**What you have to do**
Copy the full set of lines exactly as given.

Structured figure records
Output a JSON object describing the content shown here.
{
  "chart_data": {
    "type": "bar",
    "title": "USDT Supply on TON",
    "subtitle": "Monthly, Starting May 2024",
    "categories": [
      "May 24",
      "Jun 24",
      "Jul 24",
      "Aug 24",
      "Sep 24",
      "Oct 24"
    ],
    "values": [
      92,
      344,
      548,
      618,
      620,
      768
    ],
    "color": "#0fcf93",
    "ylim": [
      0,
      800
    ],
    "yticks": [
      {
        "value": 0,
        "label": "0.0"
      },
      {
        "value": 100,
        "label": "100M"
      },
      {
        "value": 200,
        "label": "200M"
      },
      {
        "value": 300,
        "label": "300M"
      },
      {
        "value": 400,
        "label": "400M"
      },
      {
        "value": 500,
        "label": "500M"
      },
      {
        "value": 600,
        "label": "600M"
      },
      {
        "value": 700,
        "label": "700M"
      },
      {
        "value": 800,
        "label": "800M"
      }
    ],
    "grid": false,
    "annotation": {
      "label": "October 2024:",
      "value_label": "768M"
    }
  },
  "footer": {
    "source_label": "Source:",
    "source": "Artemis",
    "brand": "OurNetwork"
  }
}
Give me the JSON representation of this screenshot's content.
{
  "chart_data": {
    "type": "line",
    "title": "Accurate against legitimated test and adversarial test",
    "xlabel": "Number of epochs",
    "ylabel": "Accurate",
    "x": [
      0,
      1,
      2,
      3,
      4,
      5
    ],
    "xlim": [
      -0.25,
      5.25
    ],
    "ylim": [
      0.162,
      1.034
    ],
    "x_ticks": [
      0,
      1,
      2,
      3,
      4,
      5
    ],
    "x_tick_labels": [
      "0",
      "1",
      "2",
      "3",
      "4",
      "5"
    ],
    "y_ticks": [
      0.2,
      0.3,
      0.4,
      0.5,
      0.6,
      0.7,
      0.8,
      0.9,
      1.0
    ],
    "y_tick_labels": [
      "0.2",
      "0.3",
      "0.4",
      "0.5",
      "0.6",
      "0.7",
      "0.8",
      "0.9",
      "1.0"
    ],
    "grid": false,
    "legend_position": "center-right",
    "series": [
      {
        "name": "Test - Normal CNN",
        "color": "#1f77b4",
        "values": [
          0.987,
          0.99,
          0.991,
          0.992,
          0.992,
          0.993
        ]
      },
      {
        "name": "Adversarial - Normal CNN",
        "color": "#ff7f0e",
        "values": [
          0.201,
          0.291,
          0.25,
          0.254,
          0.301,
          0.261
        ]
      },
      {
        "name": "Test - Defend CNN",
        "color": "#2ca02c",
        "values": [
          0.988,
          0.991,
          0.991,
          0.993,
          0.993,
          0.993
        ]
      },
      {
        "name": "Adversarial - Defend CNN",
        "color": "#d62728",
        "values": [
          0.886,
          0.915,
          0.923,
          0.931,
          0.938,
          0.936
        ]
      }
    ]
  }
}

**Reply**
Output a JSON object describing the content shown here.
{
  "chart_data": {
    "type": "bar",
    "title": "USDT Supply on TON",
    "subtitle": "Monthly, Starting May 2024",
    "categories": [
      "May 24",
      "Jun 24",
      "Jul 24",
      "Aug 24",
      "Sep 24",
      "Oct 24"
    ],
    "values": [
      92,
      344,
      548,
      618,
      620,
      768
    ],
    "color": "#0fcf93",
    "ylim": [
      0,
      800
    ],
    "yticks": [
      {
        "value": 0,
        "label": "0.0"
      },
      {
        "value": 100,
        "label": "100M"
      },
      {
        "value": 200,
        "label": "200M"
      },
      {
        "value": 300,
        "label": "300M"
      },
      {
        "value": 400,
        "label": "400M"
      },
      {
        "value": 500,
        "label": "500M"
      },
      {
        "value": 600,
        "label": "600M"
      },
      {
        "value": 700,
        "label": "700M"
      },
      {
        "value": 800,
        "label": "800M"
      }
    ],
    "grid": false,
    "annotation": {
      "label": "October 2024:",
      "value_label": "768M"
    }
  },
  "footer": {
    "source_label": "Source:",
    "source": "Artemis",
    "brand": "OurNetwork"
  }
}
Give me the JSON representation of this screenshot's content.
{
  "chart_data": {
    "type": "line",
    "title": "Accurate against legitimated test and adversarial test",
    "xlabel": "Number of epochs",
    "ylabel": "Accurate",
    "x": [
      0,
      1,
      2,
      3,
      4,
      5
    ],
    "xlim": [
      -0.25,
      5.25
    ],
    "ylim": [
      0.162,
      1.034
    ],
    "x_ticks": [
      0,
      1,
      2,
      3,
      4,
      5
    ],
    "x_tick_labels": [
      "0",
      "1",
      "2",
      "3",
      "4",
      "5"
    ],
    "y_ticks": [
      0.2,
      0.3,
      0.4,
      0.5,
      0.6,
      0.7,
      0.8,
      0.9,
      1.0
    ],
    "y_tick_labels": [
      "0.2",
      "0.3",
      "0.4",
      "0.5",
      "0.6",
      "0.7",
      "0.8",
      "0.9",
      "1.0"
    ],
    "grid": false,
    "legend_position": "center-right",
    "series": [
      {
        "name": "Test - Normal CNN",
        "color": "#1f77b4",
        "values": [
          0.987,
          0.99,
          0.991,
          0.992,
          0.992,
          0.993
        ]
      },
      {
        "name": "Adversarial - Normal CNN",
        "color": "#ff7f0e",
        "values": [
          0.201,
          0.291,
          0.25,
          0.254,
          0.301,
          0.261
        ]
      },
      {
        "name": "Test - Defend CNN",
        "color": "#2ca02c",
        "values": [
          0.988,
          0.991,
          0.991,
          0.993,
          0.993,
          0.993
        ]
      },
      {
        "name": "Adversarial - Defend CNN",
        "color": "#d62728",
        "values": [
          0.886,
          0.915,
          0.923,
          0.931,
          0.938,
          0.936
        ]
      }
    ]
  }
}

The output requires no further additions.